• _Your instructions_
Gather each line of the records where "watermark" appears.

[Dataset records]
+===+
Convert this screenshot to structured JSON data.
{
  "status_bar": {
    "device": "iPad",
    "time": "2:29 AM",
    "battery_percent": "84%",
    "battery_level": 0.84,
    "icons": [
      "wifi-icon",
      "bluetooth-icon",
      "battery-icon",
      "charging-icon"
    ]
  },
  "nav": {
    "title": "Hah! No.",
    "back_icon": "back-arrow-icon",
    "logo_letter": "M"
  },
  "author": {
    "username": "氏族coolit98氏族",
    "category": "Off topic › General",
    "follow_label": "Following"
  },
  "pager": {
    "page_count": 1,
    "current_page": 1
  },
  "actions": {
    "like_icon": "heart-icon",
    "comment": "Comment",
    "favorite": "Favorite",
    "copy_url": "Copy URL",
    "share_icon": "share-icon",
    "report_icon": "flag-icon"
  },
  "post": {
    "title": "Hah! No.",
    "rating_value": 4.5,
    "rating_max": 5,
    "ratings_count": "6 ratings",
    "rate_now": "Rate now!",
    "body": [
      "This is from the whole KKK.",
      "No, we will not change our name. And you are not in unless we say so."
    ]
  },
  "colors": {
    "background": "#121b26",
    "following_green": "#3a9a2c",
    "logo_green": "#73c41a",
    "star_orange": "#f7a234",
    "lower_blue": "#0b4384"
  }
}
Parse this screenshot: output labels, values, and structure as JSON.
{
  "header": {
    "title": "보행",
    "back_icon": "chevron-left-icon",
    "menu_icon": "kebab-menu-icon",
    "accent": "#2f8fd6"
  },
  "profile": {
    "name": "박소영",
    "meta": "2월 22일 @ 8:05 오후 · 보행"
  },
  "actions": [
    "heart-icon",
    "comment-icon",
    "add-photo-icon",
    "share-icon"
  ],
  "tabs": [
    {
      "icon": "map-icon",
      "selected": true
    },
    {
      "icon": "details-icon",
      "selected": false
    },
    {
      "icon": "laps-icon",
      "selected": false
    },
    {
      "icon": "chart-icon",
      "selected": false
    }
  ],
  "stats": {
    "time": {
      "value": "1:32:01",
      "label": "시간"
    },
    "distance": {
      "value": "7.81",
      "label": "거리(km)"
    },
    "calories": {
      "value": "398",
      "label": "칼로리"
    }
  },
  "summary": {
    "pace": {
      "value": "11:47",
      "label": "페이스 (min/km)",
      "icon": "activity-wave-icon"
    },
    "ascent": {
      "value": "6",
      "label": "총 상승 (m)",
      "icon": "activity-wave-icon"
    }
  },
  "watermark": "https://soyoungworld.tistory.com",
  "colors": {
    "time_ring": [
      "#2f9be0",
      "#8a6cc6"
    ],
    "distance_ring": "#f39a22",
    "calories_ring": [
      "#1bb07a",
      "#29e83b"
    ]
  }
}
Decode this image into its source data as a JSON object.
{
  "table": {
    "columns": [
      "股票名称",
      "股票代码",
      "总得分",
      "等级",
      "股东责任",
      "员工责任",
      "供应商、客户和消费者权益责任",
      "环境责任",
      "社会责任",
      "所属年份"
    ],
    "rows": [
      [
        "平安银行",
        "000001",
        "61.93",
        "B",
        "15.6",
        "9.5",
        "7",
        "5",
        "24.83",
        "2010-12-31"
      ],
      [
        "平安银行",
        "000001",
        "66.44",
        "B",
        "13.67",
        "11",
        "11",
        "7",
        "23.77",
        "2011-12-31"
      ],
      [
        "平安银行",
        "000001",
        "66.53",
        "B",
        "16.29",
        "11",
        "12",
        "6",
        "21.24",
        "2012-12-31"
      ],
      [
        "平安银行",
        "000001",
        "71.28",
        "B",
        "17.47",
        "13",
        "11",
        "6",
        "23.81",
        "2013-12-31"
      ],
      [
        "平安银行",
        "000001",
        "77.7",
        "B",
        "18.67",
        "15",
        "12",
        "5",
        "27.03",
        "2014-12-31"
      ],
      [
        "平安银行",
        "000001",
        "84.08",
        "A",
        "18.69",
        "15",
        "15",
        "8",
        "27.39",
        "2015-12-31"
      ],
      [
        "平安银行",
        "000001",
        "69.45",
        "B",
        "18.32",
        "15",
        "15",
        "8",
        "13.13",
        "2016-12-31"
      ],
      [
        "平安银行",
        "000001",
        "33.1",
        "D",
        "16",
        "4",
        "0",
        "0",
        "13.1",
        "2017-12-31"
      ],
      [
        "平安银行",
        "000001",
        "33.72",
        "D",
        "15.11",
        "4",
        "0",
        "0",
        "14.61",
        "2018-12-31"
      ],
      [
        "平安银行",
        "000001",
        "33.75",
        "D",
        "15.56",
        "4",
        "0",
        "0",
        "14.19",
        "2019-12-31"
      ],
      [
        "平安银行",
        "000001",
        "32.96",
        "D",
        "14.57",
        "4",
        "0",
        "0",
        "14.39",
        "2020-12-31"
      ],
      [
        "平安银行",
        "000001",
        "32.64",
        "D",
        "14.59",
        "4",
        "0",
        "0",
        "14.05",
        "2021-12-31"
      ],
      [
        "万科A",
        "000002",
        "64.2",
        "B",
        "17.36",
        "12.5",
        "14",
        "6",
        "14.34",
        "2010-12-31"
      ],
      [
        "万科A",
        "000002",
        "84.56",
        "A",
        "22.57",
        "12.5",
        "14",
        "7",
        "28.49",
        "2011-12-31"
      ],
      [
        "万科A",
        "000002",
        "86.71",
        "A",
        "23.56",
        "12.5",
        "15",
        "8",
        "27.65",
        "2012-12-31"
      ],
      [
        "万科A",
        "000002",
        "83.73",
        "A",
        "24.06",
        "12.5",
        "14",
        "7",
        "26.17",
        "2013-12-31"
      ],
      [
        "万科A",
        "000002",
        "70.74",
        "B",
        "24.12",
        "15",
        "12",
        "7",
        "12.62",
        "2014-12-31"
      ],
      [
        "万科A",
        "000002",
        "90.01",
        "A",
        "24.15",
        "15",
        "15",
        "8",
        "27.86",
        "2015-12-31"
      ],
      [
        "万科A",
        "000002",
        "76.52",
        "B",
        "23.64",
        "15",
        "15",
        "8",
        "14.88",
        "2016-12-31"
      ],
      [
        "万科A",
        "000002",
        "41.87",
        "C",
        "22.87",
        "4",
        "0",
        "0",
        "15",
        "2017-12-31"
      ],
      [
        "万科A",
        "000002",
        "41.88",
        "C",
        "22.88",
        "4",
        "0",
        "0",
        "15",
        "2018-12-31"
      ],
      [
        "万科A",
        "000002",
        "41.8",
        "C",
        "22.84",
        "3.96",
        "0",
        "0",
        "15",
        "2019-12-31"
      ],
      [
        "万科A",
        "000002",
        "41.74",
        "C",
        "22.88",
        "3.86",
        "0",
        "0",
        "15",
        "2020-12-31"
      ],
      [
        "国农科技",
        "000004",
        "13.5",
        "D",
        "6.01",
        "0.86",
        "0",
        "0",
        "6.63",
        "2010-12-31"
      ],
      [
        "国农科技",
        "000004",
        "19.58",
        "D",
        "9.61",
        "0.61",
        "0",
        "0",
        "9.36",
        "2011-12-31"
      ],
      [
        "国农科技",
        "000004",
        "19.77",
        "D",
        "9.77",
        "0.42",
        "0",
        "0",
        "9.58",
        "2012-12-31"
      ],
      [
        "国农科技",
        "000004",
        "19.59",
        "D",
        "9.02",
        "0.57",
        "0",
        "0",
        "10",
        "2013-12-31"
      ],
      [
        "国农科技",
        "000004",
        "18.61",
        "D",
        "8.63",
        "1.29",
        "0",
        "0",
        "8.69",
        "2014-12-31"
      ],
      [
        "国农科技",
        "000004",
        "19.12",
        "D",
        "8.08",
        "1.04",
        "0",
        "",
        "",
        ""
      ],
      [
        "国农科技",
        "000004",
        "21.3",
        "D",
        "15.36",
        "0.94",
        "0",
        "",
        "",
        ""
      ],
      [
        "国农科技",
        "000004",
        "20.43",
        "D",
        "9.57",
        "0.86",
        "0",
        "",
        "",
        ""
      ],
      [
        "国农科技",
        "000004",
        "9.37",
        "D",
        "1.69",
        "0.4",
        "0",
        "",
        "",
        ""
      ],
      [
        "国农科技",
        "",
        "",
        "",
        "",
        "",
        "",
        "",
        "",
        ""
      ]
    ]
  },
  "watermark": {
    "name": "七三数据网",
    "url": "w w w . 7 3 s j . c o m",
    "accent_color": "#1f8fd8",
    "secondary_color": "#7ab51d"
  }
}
+===+
• _The completed task_
  "watermark": "https://soyoungworld.tistory.com",
  "watermark": {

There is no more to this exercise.